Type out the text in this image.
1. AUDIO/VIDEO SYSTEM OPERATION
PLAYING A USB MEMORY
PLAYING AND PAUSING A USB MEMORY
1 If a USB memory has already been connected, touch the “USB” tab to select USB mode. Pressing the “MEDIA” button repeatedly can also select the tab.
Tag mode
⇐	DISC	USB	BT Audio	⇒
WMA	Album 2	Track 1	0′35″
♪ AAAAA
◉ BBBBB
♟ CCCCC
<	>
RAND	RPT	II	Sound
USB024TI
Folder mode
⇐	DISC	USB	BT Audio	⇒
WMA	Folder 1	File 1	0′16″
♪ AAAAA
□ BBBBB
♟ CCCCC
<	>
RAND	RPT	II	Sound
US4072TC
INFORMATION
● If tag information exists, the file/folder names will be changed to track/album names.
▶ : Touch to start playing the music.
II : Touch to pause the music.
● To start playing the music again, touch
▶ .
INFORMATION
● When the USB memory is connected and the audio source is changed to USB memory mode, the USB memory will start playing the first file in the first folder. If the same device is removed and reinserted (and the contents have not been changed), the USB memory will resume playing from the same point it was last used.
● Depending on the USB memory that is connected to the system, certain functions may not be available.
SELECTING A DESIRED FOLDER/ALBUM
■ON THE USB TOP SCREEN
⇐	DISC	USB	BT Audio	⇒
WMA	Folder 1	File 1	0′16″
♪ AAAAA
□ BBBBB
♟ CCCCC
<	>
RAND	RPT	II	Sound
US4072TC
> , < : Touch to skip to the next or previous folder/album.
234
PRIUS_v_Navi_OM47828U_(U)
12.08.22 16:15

++++++

Copy out each line exactly as written.

# Reply to the task
Type out the text in this image.
1. AUDIO/VIDEO SYSTEM OPERATION
PLAYING A USB MEMORY
PLAYING AND PAUSING A USB MEMORY
1 If a USB memory has already been connected, touch the “USB” tab to select USB mode. Pressing the “MEDIA” button repeatedly can also select the tab.
Tag mode
⇐	DISC	USB	BT Audio	⇒
WMA	Album 2	Track 1	0′35″
♪ AAAAA
◉ BBBBB
♟ CCCCC
<	>
RAND	RPT	II	Sound
USB024TI
Folder mode
⇐	DISC	USB	BT Audio	⇒
WMA	Folder 1	File 1	0′16″
♪ AAAAA
□ BBBBB
♟ CCCCC
<	>
RAND	RPT	II	Sound
US4072TC
INFORMATION
● If tag information exists, the file/folder names will be changed to track/album names.
▶ : Touch to start playing the music.
II : Touch to pause the music.
● To start playing the music again, touch
▶ .
INFORMATION
● When the USB memory is connected and the audio source is changed to USB memory mode, the USB memory will start playing the first file in the first folder. If the same device is removed and reinserted (and the contents have not been changed), the USB memory will resume playing from the same point it was last used.
● Depending on the USB memory that is connected to the system, certain functions may not be available.
SELECTING A DESIRED FOLDER/ALBUM
■ON THE USB TOP SCREEN
⇐	DISC	USB	BT Audio	⇒
WMA	Folder 1	File 1	0′16″
♪ AAAAA
□ BBBBB
♟ CCCCC
<	>
RAND	RPT	II	Sound
US4072TC
> , < : Touch to skip to the next or previous folder/album.
234
PRIUS_v_Navi_OM47828U_(U)
12.08.22 16:15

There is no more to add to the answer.